• [BRIEF]: Please reproduce the data exactly, though every picture must stay out.

■ ■ ■

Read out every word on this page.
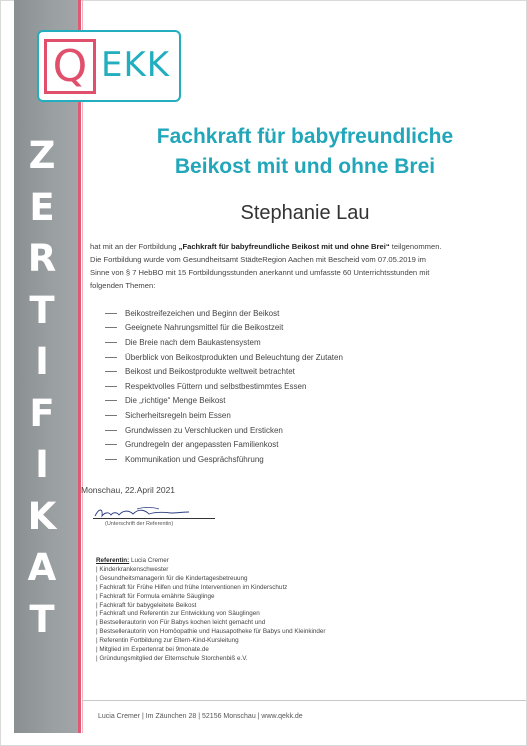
Z
E
R
T
I
F
I
K
A
T
Q EKK
Fachkraft für babyfreundliche
Beikost mit und ohne Brei
Stephanie Lau
hat mit an der Fortbildung „Fachkraft für babyfreundliche Beikost mit und ohne Brei“ teilgenommen.
Die Fortbildung wurde vom Gesundheitsamt StädteRegion Aachen mit Bescheid vom 07.05.2019 im
Sinne von § 7 HebBO mit 15 Fortbildungsstunden anerkannt und umfasste 60 Unterrichtsstunden mit
folgenden Themen:
Beikostreifezeichen und Beginn der Beikost
Geeignete Nahrungsmittel für die Beikostzeit
Die Breie nach dem Baukastensystem
Überblick von Beikostprodukten und Beleuchtung der Zutaten
Beikost und Beikostprodukte weltweit betrachtet
Respektvolles Füttern und selbstbestimmtes Essen
Die „richtige“ Menge Beikost
Sicherheitsregeln beim Essen
Grundwissen zu Verschlucken und Ersticken
Grundregeln der angepassten Familienkost
Kommunikation und Gesprächsführung
Monschau, 22.April 2021
(Unterschrift der Referentin)
Referentin: Lucia Cremer
| Kinderkrankenschwester
| Gesundheitsmanagerin für die Kindertagesbetreuung
| Fachkraft für Frühe Hilfen und frühe Interventionen im Kinderschutz
| Fachkraft für Formula ernährte Säuglinge
| Fachkraft für babygeleitete Beikost
| Fachkraft und Referentin zur Entwicklung von Säuglingen
| Bestsellerautorin von Für Babys kochen leicht gemacht und
| Bestsellerautorin von Homöopathie und Hausapotheke für Babys und Kleinkinder
| Referentin Fortbildung zur Eltern-Kind-Kursleitung
| Mitglied im Expertenrat bei 9monate.de
| Gründungsmitglied der Elternschule Storchenbiß e.V.
Lucia Cremer | Im Zäunchen 28 | 52156 Monschau | www.qekk.de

■ ■ ■

• [SOLUTION]:
Read out every word on this page.
Z
E
R
T
I
F
I
K
A
T
Q EKK
Fachkraft für babyfreundliche
Beikost mit und ohne Brei
Stephanie Lau
hat mit an der Fortbildung „Fachkraft für babyfreundliche Beikost mit und ohne Brei“ teilgenommen.
Die Fortbildung wurde vom Gesundheitsamt StädteRegion Aachen mit Bescheid vom 07.05.2019 im
Sinne von § 7 HebBO mit 15 Fortbildungsstunden anerkannt und umfasste 60 Unterrichtsstunden mit
folgenden Themen:
Beikostreifezeichen und Beginn der Beikost
Geeignete Nahrungsmittel für die Beikostzeit
Die Breie nach dem Baukastensystem
Überblick von Beikostprodukten und Beleuchtung der Zutaten
Beikost und Beikostprodukte weltweit betrachtet
Respektvolles Füttern und selbstbestimmtes Essen
Die „richtige“ Menge Beikost
Sicherheitsregeln beim Essen
Grundwissen zu Verschlucken und Ersticken
Grundregeln der angepassten Familienkost
Kommunikation und Gesprächsführung
Monschau, 22.April 2021
(Unterschrift der Referentin)
Referentin: Lucia Cremer
| Kinderkrankenschwester
| Gesundheitsmanagerin für die Kindertagesbetreuung
| Fachkraft für Frühe Hilfen und frühe Interventionen im Kinderschutz
| Fachkraft für Formula ernährte Säuglinge
| Fachkraft für babygeleitete Beikost
| Fachkraft und Referentin zur Entwicklung von Säuglingen
| Bestsellerautorin von Für Babys kochen leicht gemacht und
| Bestsellerautorin von Homöopathie und Hausapotheke für Babys und Kleinkinder
| Referentin Fortbildung zur Eltern-Kind-Kursleitung
| Mitglied im Expertenrat bei 9monate.de
| Gründungsmitglied der Elternschule Storchenbiß e.V.
Lucia Cremer | Im Zäunchen 28 | 52156 Monschau | www.qekk.de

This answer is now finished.